-- Start of GIVEN RECORDS --

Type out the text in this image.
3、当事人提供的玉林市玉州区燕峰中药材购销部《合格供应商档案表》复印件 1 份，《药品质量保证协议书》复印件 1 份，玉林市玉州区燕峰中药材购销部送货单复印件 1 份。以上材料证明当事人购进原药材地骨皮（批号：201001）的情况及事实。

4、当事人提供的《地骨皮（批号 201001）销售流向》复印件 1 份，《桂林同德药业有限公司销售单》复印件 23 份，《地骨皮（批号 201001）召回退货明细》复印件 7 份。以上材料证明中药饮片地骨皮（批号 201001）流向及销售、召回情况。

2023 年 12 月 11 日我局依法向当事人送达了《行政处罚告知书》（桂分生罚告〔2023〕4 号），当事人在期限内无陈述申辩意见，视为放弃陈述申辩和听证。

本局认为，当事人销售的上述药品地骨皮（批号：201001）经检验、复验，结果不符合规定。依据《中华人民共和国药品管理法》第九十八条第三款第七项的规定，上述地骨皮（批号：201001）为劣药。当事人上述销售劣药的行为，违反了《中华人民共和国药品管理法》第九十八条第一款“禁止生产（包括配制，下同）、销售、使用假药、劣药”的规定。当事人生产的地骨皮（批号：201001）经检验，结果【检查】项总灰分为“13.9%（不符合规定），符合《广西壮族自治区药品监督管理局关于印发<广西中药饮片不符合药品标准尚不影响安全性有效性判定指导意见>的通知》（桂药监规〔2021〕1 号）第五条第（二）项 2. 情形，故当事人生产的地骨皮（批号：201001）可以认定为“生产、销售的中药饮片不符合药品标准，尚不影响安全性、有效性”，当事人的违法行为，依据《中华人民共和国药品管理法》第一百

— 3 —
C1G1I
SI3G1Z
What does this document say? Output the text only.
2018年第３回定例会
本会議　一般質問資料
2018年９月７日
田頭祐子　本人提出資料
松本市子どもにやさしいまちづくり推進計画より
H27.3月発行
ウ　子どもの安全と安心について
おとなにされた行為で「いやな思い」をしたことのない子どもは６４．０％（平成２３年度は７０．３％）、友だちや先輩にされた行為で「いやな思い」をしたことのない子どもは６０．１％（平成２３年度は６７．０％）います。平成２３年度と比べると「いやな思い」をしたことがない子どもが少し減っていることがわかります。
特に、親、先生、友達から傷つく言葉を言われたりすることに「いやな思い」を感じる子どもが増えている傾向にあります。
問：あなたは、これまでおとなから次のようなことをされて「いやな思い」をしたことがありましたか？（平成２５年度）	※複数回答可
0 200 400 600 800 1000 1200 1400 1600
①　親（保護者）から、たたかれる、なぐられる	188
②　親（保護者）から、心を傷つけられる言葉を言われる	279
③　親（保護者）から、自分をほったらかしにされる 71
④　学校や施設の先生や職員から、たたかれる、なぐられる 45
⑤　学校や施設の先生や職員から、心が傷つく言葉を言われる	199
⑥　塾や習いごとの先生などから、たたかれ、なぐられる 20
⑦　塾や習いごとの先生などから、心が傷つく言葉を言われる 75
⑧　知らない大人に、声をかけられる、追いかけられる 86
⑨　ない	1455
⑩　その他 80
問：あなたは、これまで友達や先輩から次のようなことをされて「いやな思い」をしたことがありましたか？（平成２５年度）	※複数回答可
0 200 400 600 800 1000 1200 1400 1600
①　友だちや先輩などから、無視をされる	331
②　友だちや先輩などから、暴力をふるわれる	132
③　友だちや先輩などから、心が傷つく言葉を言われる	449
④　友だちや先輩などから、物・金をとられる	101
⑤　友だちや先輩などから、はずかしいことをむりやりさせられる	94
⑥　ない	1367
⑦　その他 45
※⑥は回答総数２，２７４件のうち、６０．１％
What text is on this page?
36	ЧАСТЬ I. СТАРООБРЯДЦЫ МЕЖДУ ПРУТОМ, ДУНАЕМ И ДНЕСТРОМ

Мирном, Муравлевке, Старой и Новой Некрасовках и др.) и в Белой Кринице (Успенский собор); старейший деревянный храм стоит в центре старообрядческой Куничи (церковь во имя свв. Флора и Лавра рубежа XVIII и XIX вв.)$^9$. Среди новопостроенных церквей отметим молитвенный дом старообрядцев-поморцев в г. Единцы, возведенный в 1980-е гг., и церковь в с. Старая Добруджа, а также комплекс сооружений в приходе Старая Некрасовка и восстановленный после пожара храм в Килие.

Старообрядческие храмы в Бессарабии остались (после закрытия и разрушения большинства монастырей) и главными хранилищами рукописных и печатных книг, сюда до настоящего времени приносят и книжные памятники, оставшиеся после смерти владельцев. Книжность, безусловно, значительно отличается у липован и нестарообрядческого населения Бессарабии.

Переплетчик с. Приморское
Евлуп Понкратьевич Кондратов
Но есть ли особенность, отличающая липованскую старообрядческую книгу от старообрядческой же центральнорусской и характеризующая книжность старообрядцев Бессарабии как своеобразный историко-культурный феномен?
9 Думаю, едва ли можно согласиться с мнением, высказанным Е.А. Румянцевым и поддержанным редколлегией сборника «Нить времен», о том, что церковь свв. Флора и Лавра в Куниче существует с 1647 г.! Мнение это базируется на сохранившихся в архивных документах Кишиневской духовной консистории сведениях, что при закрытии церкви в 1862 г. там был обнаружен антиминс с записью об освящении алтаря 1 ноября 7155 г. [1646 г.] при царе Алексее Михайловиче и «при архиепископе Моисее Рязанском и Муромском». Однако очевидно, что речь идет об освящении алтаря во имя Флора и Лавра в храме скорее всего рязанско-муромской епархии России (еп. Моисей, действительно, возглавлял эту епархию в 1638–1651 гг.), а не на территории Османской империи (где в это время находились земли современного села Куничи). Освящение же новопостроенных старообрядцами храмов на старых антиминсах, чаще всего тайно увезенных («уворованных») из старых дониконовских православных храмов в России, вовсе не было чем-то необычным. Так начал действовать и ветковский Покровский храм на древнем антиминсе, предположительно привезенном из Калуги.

-- End of GIVEN RECORDS --

▶ **WORK REQUIRED**
In the listing above, find the lines holding the word "なぐられる" and copy them.

▶ **CORRECT RESULT**
①　親（保護者）から、たたかれる、なぐられる	188
④　学校や施設の先生や職員から、たたかれる、なぐられる 45
⑥　塾や習いごとの先生などから、たたかれ、なぐられる 20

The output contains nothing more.